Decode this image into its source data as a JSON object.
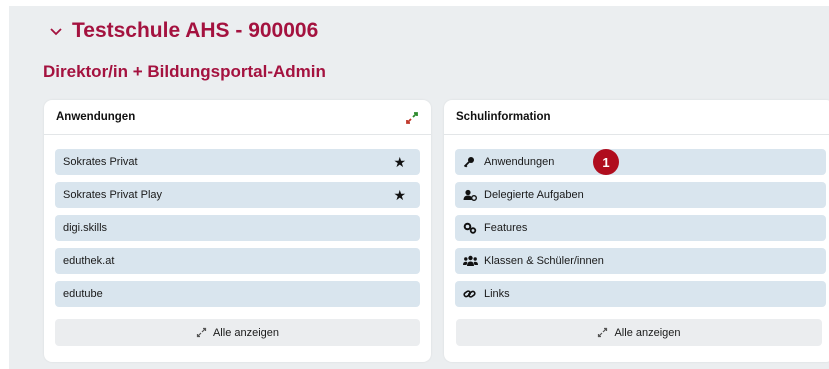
{
  "school": {
    "title": "Testschule AHS - 900006",
    "icon": "chevron-down-icon"
  },
  "role": {
    "title": "Direktor/in + Bildungsportal-Admin"
  },
  "apps_card": {
    "header": "Anwendungen",
    "items": [
      {
        "label": "Sokrates Privat",
        "favorite": true
      },
      {
        "label": "Sokrates Privat Play",
        "favorite": true
      },
      {
        "label": "digi.skills"
      },
      {
        "label": "eduthek.at"
      },
      {
        "label": "edutube"
      }
    ],
    "show_all": "Alle anzeigen"
  },
  "info_card": {
    "header": "Schulinformation",
    "items": [
      {
        "label": "Anwendungen",
        "icon": "key-icon"
      },
      {
        "label": "Delegierte Aufgaben",
        "icon": "user-gear-icon"
      },
      {
        "label": "Features",
        "icon": "gears-icon"
      },
      {
        "label": "Klassen & Schüler/innen",
        "icon": "users-icon"
      },
      {
        "label": "Links",
        "icon": "link-icon"
      }
    ],
    "badge": "1",
    "show_all": "Alle anzeigen"
  },
  "colors": {
    "accent": "#a4123f",
    "item_bg": "#d9e5ee",
    "badge": "#b00d1e"
  }
}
-=-=-
Check each line of the entries above, and show every one holding the word "title".

Full response »
    "title": "Testschule AHS - 900006",
    "title": "Direktor/in + Bildungsportal-Admin"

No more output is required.